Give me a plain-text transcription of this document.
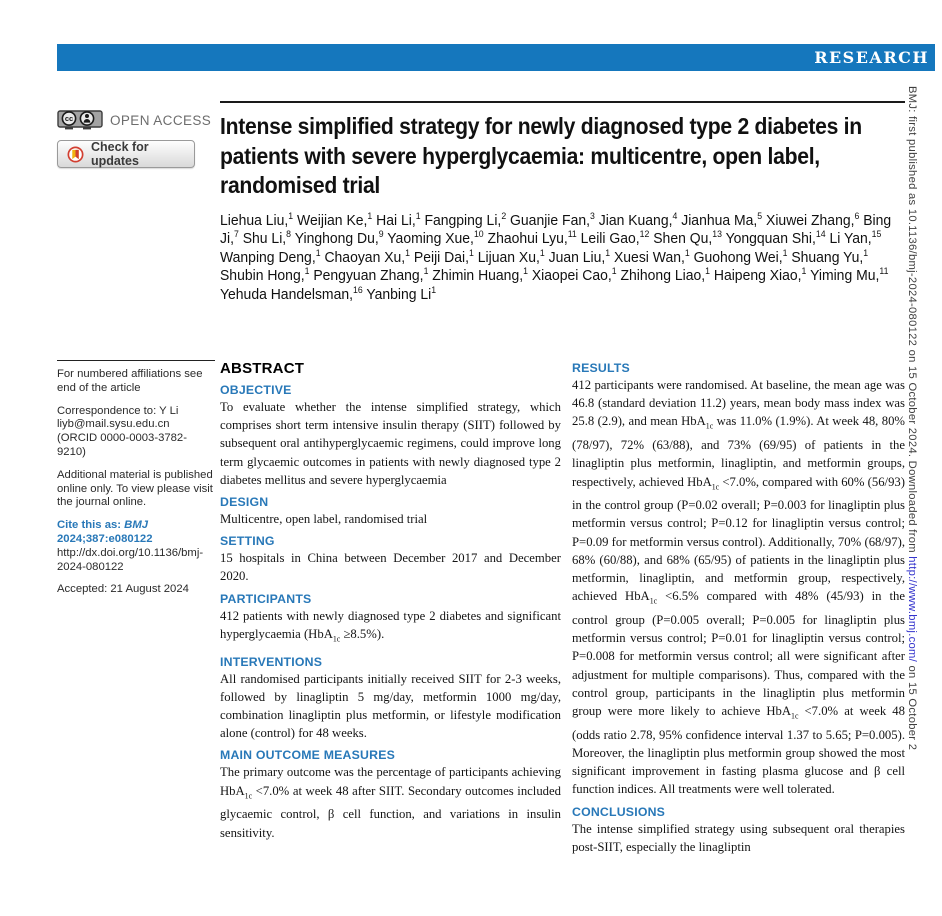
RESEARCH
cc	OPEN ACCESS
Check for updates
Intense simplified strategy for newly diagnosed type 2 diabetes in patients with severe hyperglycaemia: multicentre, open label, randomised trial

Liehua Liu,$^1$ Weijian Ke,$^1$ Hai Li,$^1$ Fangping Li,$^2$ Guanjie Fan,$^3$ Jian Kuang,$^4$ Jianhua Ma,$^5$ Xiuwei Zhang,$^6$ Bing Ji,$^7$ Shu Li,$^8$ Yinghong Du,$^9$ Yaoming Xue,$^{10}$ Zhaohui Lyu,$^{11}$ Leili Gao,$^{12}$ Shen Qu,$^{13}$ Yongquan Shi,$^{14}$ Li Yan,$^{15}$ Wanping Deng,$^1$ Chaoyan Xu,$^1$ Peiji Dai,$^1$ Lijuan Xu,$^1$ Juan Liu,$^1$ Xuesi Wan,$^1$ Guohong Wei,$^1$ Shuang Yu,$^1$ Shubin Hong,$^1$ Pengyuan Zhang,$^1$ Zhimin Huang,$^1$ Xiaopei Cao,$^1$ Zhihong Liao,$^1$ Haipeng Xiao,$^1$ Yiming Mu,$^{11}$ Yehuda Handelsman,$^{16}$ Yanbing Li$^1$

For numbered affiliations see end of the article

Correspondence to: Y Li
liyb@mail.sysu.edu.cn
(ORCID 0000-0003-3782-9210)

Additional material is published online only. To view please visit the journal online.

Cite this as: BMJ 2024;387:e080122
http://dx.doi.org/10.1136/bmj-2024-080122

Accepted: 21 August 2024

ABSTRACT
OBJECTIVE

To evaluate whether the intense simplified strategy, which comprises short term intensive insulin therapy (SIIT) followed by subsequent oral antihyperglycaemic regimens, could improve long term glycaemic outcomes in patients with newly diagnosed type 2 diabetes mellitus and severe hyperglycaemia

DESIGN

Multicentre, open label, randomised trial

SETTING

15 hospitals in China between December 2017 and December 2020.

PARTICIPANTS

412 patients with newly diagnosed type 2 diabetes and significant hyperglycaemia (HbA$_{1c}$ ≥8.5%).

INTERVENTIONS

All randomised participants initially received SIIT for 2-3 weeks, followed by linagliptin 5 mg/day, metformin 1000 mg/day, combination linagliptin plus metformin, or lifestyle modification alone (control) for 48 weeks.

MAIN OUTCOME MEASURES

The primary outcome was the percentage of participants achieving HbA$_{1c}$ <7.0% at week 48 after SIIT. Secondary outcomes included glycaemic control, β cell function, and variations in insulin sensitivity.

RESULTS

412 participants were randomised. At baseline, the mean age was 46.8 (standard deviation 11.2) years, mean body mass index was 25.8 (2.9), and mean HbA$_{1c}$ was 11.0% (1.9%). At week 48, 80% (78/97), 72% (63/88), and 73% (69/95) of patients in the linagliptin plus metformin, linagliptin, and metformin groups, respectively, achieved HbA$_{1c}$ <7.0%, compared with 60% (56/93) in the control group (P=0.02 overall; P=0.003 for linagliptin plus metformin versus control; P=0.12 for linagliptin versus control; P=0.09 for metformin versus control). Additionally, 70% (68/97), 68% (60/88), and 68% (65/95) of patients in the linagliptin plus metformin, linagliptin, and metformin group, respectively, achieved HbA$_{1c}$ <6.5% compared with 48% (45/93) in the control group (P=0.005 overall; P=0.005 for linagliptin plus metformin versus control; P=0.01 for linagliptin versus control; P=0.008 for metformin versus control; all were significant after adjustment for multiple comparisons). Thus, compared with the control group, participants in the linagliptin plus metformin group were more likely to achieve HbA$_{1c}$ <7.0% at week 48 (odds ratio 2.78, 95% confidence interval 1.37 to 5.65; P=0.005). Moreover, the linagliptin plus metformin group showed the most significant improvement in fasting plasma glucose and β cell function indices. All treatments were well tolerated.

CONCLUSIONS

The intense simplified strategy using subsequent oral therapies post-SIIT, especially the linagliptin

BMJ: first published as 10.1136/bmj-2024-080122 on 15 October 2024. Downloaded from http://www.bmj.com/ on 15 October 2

# # #

▶ Your instructions: Give back each line above verbatim, dropping every picture.

▶ Response to the task:
Give me a plain-text transcription of this document.
RESEARCH
cc	OPEN ACCESS
Check for updates
Intense simplified strategy for newly diagnosed type 2 diabetes in patients with severe hyperglycaemia: multicentre, open label, randomised trial

Liehua Liu,$^1$ Weijian Ke,$^1$ Hai Li,$^1$ Fangping Li,$^2$ Guanjie Fan,$^3$ Jian Kuang,$^4$ Jianhua Ma,$^5$ Xiuwei Zhang,$^6$ Bing Ji,$^7$ Shu Li,$^8$ Yinghong Du,$^9$ Yaoming Xue,$^{10}$ Zhaohui Lyu,$^{11}$ Leili Gao,$^{12}$ Shen Qu,$^{13}$ Yongquan Shi,$^{14}$ Li Yan,$^{15}$ Wanping Deng,$^1$ Chaoyan Xu,$^1$ Peiji Dai,$^1$ Lijuan Xu,$^1$ Juan Liu,$^1$ Xuesi Wan,$^1$ Guohong Wei,$^1$ Shuang Yu,$^1$ Shubin Hong,$^1$ Pengyuan Zhang,$^1$ Zhimin Huang,$^1$ Xiaopei Cao,$^1$ Zhihong Liao,$^1$ Haipeng Xiao,$^1$ Yiming Mu,$^{11}$ Yehuda Handelsman,$^{16}$ Yanbing Li$^1$

For numbered affiliations see end of the article

Correspondence to: Y Li
liyb@mail.sysu.edu.cn
(ORCID 0000-0003-3782-9210)

Additional material is published online only. To view please visit the journal online.

Cite this as: BMJ 2024;387:e080122
http://dx.doi.org/10.1136/bmj-2024-080122

Accepted: 21 August 2024

ABSTRACT
OBJECTIVE

To evaluate whether the intense simplified strategy, which comprises short term intensive insulin therapy (SIIT) followed by subsequent oral antihyperglycaemic regimens, could improve long term glycaemic outcomes in patients with newly diagnosed type 2 diabetes mellitus and severe hyperglycaemia

DESIGN

Multicentre, open label, randomised trial

SETTING

15 hospitals in China between December 2017 and December 2020.

PARTICIPANTS

412 patients with newly diagnosed type 2 diabetes and significant hyperglycaemia (HbA$_{1c}$ ≥8.5%).

INTERVENTIONS

All randomised participants initially received SIIT for 2-3 weeks, followed by linagliptin 5 mg/day, metformin 1000 mg/day, combination linagliptin plus metformin, or lifestyle modification alone (control) for 48 weeks.

MAIN OUTCOME MEASURES

The primary outcome was the percentage of participants achieving HbA$_{1c}$ <7.0% at week 48 after SIIT. Secondary outcomes included glycaemic control, β cell function, and variations in insulin sensitivity.

RESULTS

412 participants were randomised. At baseline, the mean age was 46.8 (standard deviation 11.2) years, mean body mass index was 25.8 (2.9), and mean HbA$_{1c}$ was 11.0% (1.9%). At week 48, 80% (78/97), 72% (63/88), and 73% (69/95) of patients in the linagliptin plus metformin, linagliptin, and metformin groups, respectively, achieved HbA$_{1c}$ <7.0%, compared with 60% (56/93) in the control group (P=0.02 overall; P=0.003 for linagliptin plus metformin versus control; P=0.12 for linagliptin versus control; P=0.09 for metformin versus control). Additionally, 70% (68/97), 68% (60/88), and 68% (65/95) of patients in the linagliptin plus metformin, linagliptin, and metformin group, respectively, achieved HbA$_{1c}$ <6.5% compared with 48% (45/93) in the control group (P=0.005 overall; P=0.005 for linagliptin plus metformin versus control; P=0.01 for linagliptin versus control; P=0.008 for metformin versus control; all were significant after adjustment for multiple comparisons). Thus, compared with the control group, participants in the linagliptin plus metformin group were more likely to achieve HbA$_{1c}$ <7.0% at week 48 (odds ratio 2.78, 95% confidence interval 1.37 to 5.65; P=0.005). Moreover, the linagliptin plus metformin group showed the most significant improvement in fasting plasma glucose and β cell function indices. All treatments were well tolerated.

CONCLUSIONS

The intense simplified strategy using subsequent oral therapies post-SIIT, especially the linagliptin

BMJ: first published as 10.1136/bmj-2024-080122 on 15 October 2024. Downloaded from http://www.bmj.com/ on 15 October 2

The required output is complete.